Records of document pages
== Segment start ==
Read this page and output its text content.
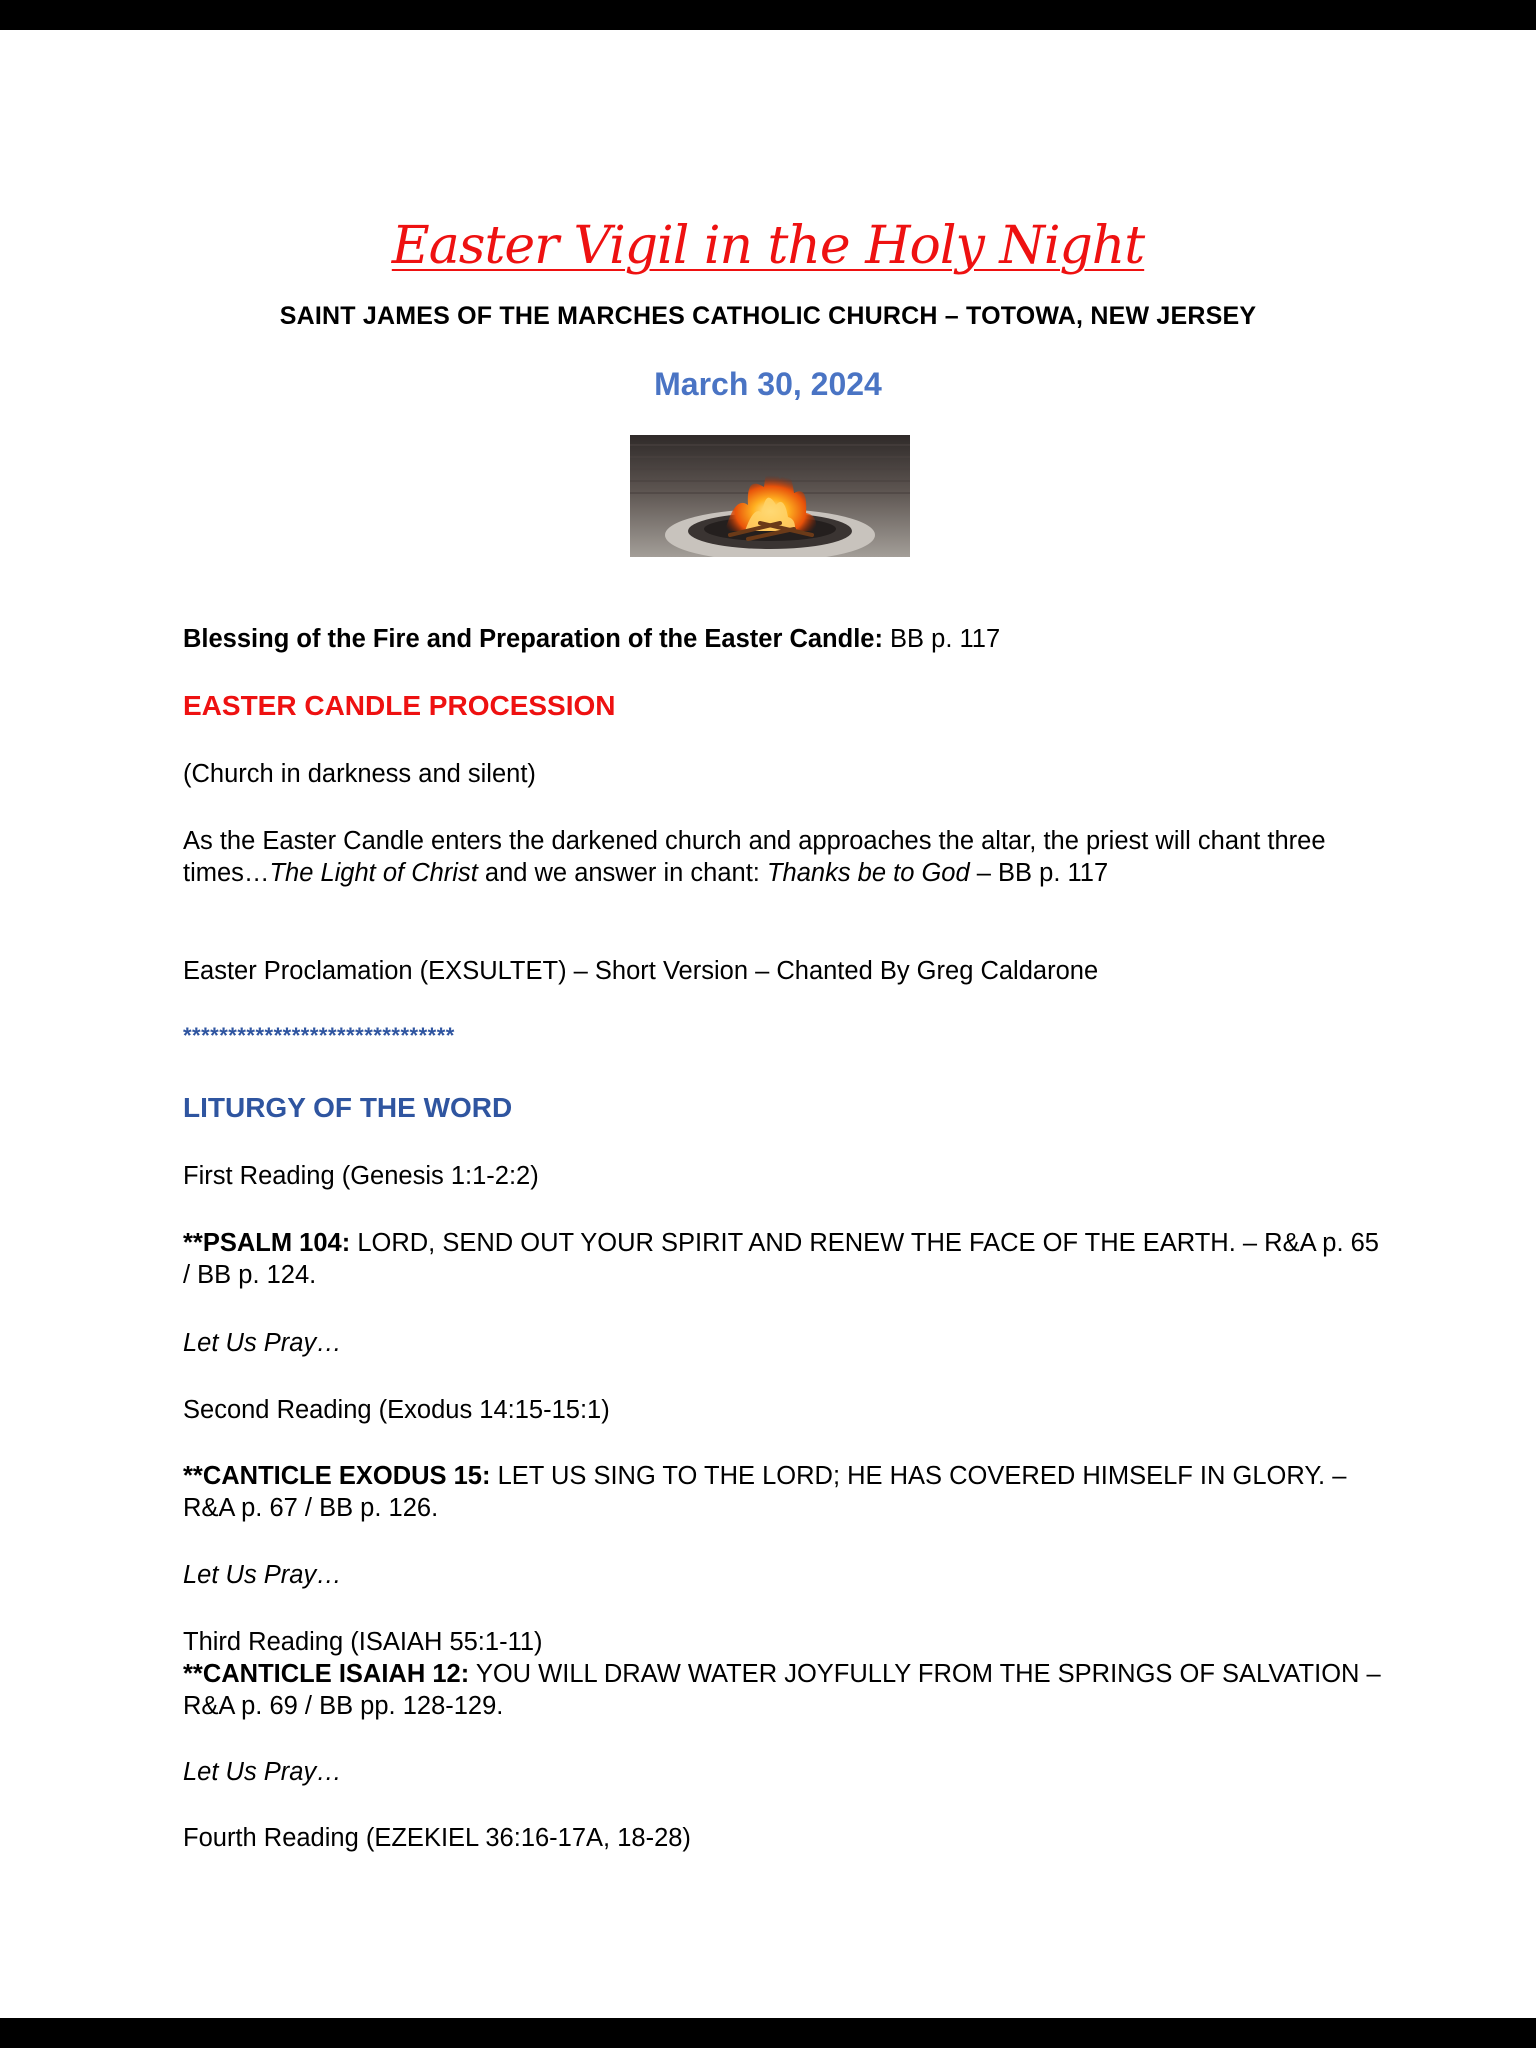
Easter Vigil in the Holy Night
SAINT JAMES OF THE MARCHES CATHOLIC CHURCH – TOTOWA, NEW JERSEY
March 30, 2024
Blessing of the Fire and Preparation of the Easter Candle: BB p. 117
EASTER CANDLE PROCESSION
(Church in darkness and silent)
As the Easter Candle enters the darkened church and approaches the altar, the priest will chant three times…The Light of Christ and we answer in chant: Thanks be to God – BB p. 117
Easter Proclamation (EXSULTET) – Short Version – Chanted By Greg Caldarone
******************************
LITURGY OF THE WORD
First Reading (Genesis 1:1-2:2)
**PSALM 104: LORD, SEND OUT YOUR SPIRIT AND RENEW THE FACE OF THE EARTH. – R&A p. 65 / BB p. 124.
Let Us Pray…
Second Reading (Exodus 14:15-15:1)
**CANTICLE EXODUS 15: LET US SING TO THE LORD; HE HAS COVERED HIMSELF IN GLORY. – R&A p. 67 / BB p. 126.
Let Us Pray…
Third Reading (ISAIAH 55:1-11)
**CANTICLE ISAIAH 12: YOU WILL DRAW WATER JOYFULLY FROM THE SPRINGS OF SALVATION – R&A p. 69 / BB pp. 128-129.
Let Us Pray…
Fourth Reading (EZEKIEL 36:16-17A, 18-28)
== Segment end ==
Working from the records above, find how many lines contain the string "CANTICLE" and answer with the bare number.

> **ANSWER BELOW**
2